***** DATASET ENTRIES
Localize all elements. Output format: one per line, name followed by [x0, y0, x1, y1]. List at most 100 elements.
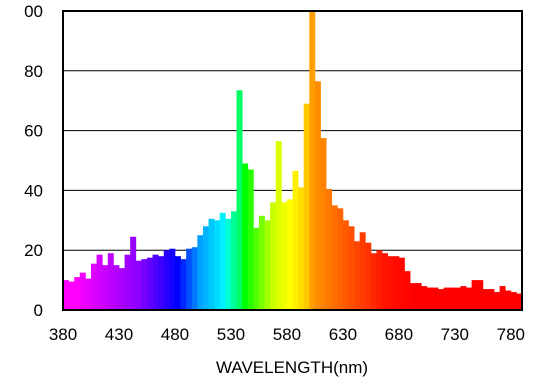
spectrum-bar — [393, 256, 400, 310]
spectrum-bar — [135, 260, 142, 310]
y-tick-label: 40 — [24, 181, 43, 200]
spectrum-bar — [387, 256, 394, 310]
spectrum-bar — [247, 169, 254, 310]
y-tick-labels: 0 20 40 60 80 00 — [24, 2, 43, 320]
spectrum-bar — [438, 289, 445, 310]
spectrum-bar — [96, 254, 103, 310]
spectrum-bar — [348, 226, 355, 310]
spectrum-bar — [102, 265, 109, 310]
spectrum-bar — [471, 280, 478, 310]
spectrum-bar — [421, 286, 428, 310]
x-tick-labels: 380 430 480 530 580 630 680 730 780 — [49, 325, 525, 344]
spectrum-bar — [292, 170, 299, 310]
spectrum-bar — [146, 257, 153, 310]
spectrum-bars — [63, 11, 523, 311]
spectrum-bar — [494, 292, 501, 310]
spectrum-bar — [113, 265, 120, 310]
spectrum-bar — [342, 220, 349, 310]
spectrum-bar — [482, 289, 489, 310]
spectrum-bar — [107, 253, 114, 310]
spectrum-bar — [454, 287, 461, 310]
spectrum-bar — [130, 236, 137, 310]
spectrum-bar — [124, 254, 131, 310]
spectrum-bar — [410, 283, 417, 310]
spectrum-bar — [74, 277, 81, 310]
spectrum-bar — [186, 248, 193, 310]
spectrum-bar — [163, 250, 170, 310]
spectrum-bar — [320, 138, 327, 310]
spectrum-bar — [331, 205, 338, 310]
y-tick-label: 20 — [24, 241, 43, 260]
spectrum-bar — [309, 11, 316, 310]
spectrum-bar — [505, 290, 512, 310]
spectrum-bar — [432, 287, 439, 310]
x-tick-label: 380 — [49, 325, 77, 344]
spectrum-bar — [197, 235, 204, 310]
spectrum-bar — [68, 281, 75, 310]
spectrum-bar — [370, 253, 377, 310]
spectrum-bar — [230, 211, 237, 310]
spectrum-bar — [275, 141, 282, 310]
spectrum-bar — [191, 247, 198, 310]
spectrum-bar — [242, 163, 249, 310]
x-tick-label: 780 — [497, 325, 525, 344]
x-axis-title: WAVELENGTH(nm) — [216, 358, 368, 377]
spectrum-bar — [510, 292, 517, 310]
spectrum-bar — [152, 254, 159, 310]
spectrum-bar — [118, 268, 125, 310]
x-tick-label: 680 — [385, 325, 413, 344]
plot-frame — [62, 10, 523, 311]
spectrum-bar — [264, 220, 271, 310]
spectrum-bar — [169, 248, 176, 310]
spectrum-bar — [359, 232, 366, 310]
spectrum-bar — [477, 280, 484, 310]
spectrum-bar — [79, 272, 86, 311]
spectrum-bar — [236, 90, 243, 311]
spectrum-bar — [499, 286, 506, 310]
spectrum-bar — [516, 293, 523, 310]
spectrum-bar — [286, 199, 293, 310]
spectrum-bar — [63, 280, 69, 310]
x-tick-label: 480 — [161, 325, 189, 344]
spectrum-bar — [225, 218, 232, 310]
spectrum-bar — [270, 202, 277, 310]
spectrum-bar — [314, 81, 321, 310]
spectrum-bar — [214, 220, 221, 310]
x-tick-label: 530 — [217, 325, 245, 344]
y-tick-label: 0 — [34, 301, 43, 320]
spectrum-bar — [90, 263, 97, 310]
spectrum-bar — [326, 188, 333, 310]
spectrum-bar — [376, 250, 383, 310]
spectrum-bar — [449, 287, 456, 310]
spectrum-bar — [466, 287, 473, 310]
spectrum-bar — [460, 286, 467, 310]
spectrum-bar — [337, 208, 344, 310]
spectrum-bar — [354, 241, 361, 310]
spectrum-bar — [365, 242, 372, 310]
y-tick-label: 80 — [24, 62, 43, 81]
x-tick-label: 430 — [105, 325, 133, 344]
spectrum-bar — [488, 289, 495, 310]
y-tick-label: 60 — [24, 122, 43, 141]
spectrum-bar — [415, 283, 422, 310]
spectrum-bar — [258, 215, 265, 310]
spectrum-bar — [426, 287, 433, 310]
spectrum-bar — [298, 187, 305, 310]
spectrum-bar — [208, 218, 215, 310]
spectrum-bar — [85, 278, 92, 310]
spectrum-bar — [398, 257, 405, 310]
spectrum-bar — [404, 271, 411, 310]
spectrum-bar — [141, 259, 148, 310]
x-tick-label: 630 — [329, 325, 357, 344]
spectrum-bar — [303, 103, 310, 310]
x-tick-label: 730 — [441, 325, 469, 344]
spectrum-bar — [281, 202, 288, 310]
spectrum-bar — [158, 256, 165, 310]
spectrum-bar — [443, 287, 450, 310]
spectrum-bar — [202, 226, 209, 310]
spectrum-bar — [219, 212, 226, 310]
spectrum-bar — [382, 253, 389, 310]
x-tick-label: 580 — [273, 325, 301, 344]
spectrum-bar — [180, 259, 187, 310]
**********
Rewrite all the records as a JSON list of strings, one string per line, skipping blank lines. Leave the pictures out of the answer.

#### WRITTEN RESPONSE
[
  "Localize all elements. Output format: one per line, name followed by [x0, y0, x1, y1]. List at most 100 elements.",
  "spectrum-bar — [393, 256, 400, 310]",
  "spectrum-bar — [135, 260, 142, 310]",
  "y-tick-label: 40 — [24, 181, 43, 200]",
  "spectrum-bar — [387, 256, 394, 310]",
  "spectrum-bar — [247, 169, 254, 310]",
  "y-tick-labels: 0 20 40 60 80 00 — [24, 2, 43, 320]",
  "spectrum-bar — [438, 289, 445, 310]",
  "spectrum-bar — [96, 254, 103, 310]",
  "spectrum-bar — [348, 226, 355, 310]",
  "spectrum-bar — [102, 265, 109, 310]",
  "spectrum-bar — [471, 280, 478, 310]",
  "spectrum-bar — [421, 286, 428, 310]",
  "x-tick-labels: 380 430 480 530 580 630 680 730 780 — [49, 325, 525, 344]",
  "spectrum-bar — [292, 170, 299, 310]",
  "spectrum-bar — [146, 257, 153, 310]",
  "spectrum-bars — [63, 11, 523, 311]",
  "spectrum-bar — [494, 292, 501, 310]",
  "spectrum-bar — [113, 265, 120, 310]",
  "spectrum-bar — [342, 220, 349, 310]",
  "spectrum-bar — [482, 289, 489, 310]",
  "spectrum-bar — [107, 253, 114, 310]",
  "spectrum-bar — [454, 287, 461, 310]",
  "spectrum-bar — [130, 236, 137, 310]",
  "spectrum-bar — [124, 254, 131, 310]",
  "spectrum-bar — [410, 283, 417, 310]",
  "spectrum-bar — [74, 277, 81, 310]",
  "spectrum-bar — [186, 248, 193, 310]",
  "spectrum-bar — [163, 250, 170, 310]",
  "spectrum-bar — [320, 138, 327, 310]",
  "spectrum-bar — [331, 205, 338, 310]",
  "y-tick-label: 20 — [24, 241, 43, 260]",
  "spectrum-bar — [309, 11, 316, 310]",
  "spectrum-bar — [505, 290, 512, 310]",
  "spectrum-bar — [432, 287, 439, 310]",
  "x-tick-label: 380 — [49, 325, 77, 344]",
  "spectrum-bar — [197, 235, 204, 310]",
  "spectrum-bar — [68, 281, 75, 310]",
  "spectrum-bar — [370, 253, 377, 310]",
  "spectrum-bar — [230, 211, 237, 310]",
  "spectrum-bar — [275, 141, 282, 310]",
  "spectrum-bar — [191, 247, 198, 310]",
  "spectrum-bar — [242, 163, 249, 310]",
  "x-tick-label: 780 — [497, 325, 525, 344]",
  "x-axis-title: WAVELENGTH(nm) — [216, 358, 368, 377]",
  "spectrum-bar — [510, 292, 517, 310]",
  "spectrum-bar — [152, 254, 159, 310]",
  "spectrum-bar — [118, 268, 125, 310]",
  "x-tick-label: 680 — [385, 325, 413, 344]",
  "plot-frame — [62, 10, 523, 311]",
  "spectrum-bar — [264, 220, 271, 310]",
  "spectrum-bar — [169, 248, 176, 310]",
  "spectrum-bar — [359, 232, 366, 310]",
  "spectrum-bar — [477, 280, 484, 310]",
  "spectrum-bar — [79, 272, 86, 311]",
  "spectrum-bar — [236, 90, 243, 311]",
  "spectrum-bar — [499, 286, 506, 310]",
  "spectrum-bar — [516, 293, 523, 310]",
  "spectrum-bar — [286, 199, 293, 310]",
  "spectrum-bar — [63, 280, 69, 310]",
  "x-tick-label: 480 — [161, 325, 189, 344]",
  "spectrum-bar — [225, 218, 232, 310]",
  "spectrum-bar — [270, 202, 277, 310]",
  "spectrum-bar — [314, 81, 321, 310]",
  "spectrum-bar — [214, 220, 221, 310]",
  "x-tick-label: 530 — [217, 325, 245, 344]",
  "y-tick-label: 0 — [34, 301, 43, 320]",
  "spectrum-bar — [90, 263, 97, 310]",
  "spectrum-bar — [326, 188, 333, 310]",
  "spectrum-bar — [376, 250, 383, 310]",
  "spectrum-bar — [449, 287, 456, 310]",
  "spectrum-bar — [466, 287, 473, 310]",
  "spectrum-bar — [460, 286, 467, 310]",
  "spectrum-bar — [337, 208, 344, 310]",
  "spectrum-bar — [354, 241, 361, 310]",
  "spectrum-bar — [365, 242, 372, 310]",
  "y-tick-label: 80 — [24, 62, 43, 81]",
  "x-tick-label: 430 — [105, 325, 133, 344]",
  "spectrum-bar — [488, 289, 495, 310]",
  "y-tick-label: 60 — [24, 122, 43, 141]",
  "spectrum-bar — [415, 283, 422, 310]",
  "spectrum-bar — [258, 215, 265, 310]",
  "spectrum-bar — [426, 287, 433, 310]",
  "spectrum-bar — [298, 187, 305, 310]",
  "spectrum-bar — [208, 218, 215, 310]",
  "spectrum-bar — [85, 278, 92, 310]",
  "spectrum-bar — [398, 257, 405, 310]",
  "spectrum-bar — [404, 271, 411, 310]",
  "spectrum-bar — [141, 259, 148, 310]",
  "x-tick-label: 630 — [329, 325, 357, 344]",
  "spectrum-bar — [303, 103, 310, 310]",
  "x-tick-label: 730 — [441, 325, 469, 344]",
  "spectrum-bar — [281, 202, 288, 310]",
  "spectrum-bar — [158, 256, 165, 310]",
  "spectrum-bar — [443, 287, 450, 310]",
  "spectrum-bar — [202, 226, 209, 310]",
  "spectrum-bar — [219, 212, 226, 310]",
  "spectrum-bar — [382, 253, 389, 310]",
  "x-tick-label: 580 — [273, 325, 301, 344]",
  "spectrum-bar — [180, 259, 187, 310]"
]